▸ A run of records
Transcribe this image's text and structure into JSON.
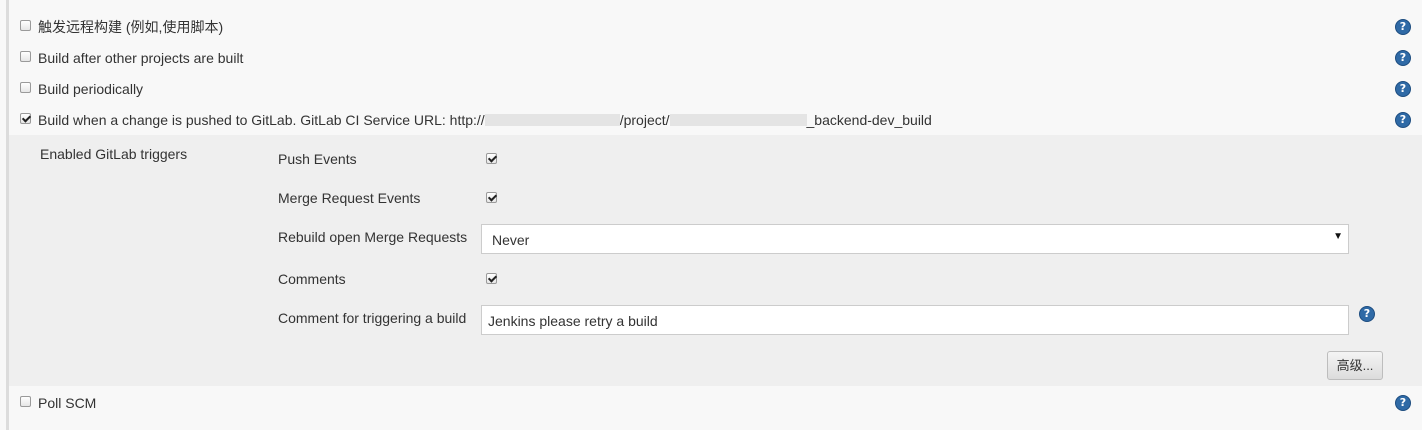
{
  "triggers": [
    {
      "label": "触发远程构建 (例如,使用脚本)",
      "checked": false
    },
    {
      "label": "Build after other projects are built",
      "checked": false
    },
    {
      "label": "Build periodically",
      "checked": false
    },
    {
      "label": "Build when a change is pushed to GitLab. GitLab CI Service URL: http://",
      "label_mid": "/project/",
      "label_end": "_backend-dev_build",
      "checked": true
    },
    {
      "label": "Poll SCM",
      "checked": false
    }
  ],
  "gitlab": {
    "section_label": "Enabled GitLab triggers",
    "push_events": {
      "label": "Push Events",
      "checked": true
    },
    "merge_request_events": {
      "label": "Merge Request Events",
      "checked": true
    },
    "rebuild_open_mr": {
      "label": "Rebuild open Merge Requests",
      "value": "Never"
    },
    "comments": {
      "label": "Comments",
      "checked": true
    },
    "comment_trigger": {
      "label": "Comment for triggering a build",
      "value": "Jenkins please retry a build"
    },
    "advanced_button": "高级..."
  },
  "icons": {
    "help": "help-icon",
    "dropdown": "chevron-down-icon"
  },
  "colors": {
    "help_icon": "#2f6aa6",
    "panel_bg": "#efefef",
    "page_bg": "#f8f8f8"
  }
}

▸ AIM
Reply with nothing except the number of lines in the listing above that include "triggers".

▸ SOLUTION TO THIS TASK
2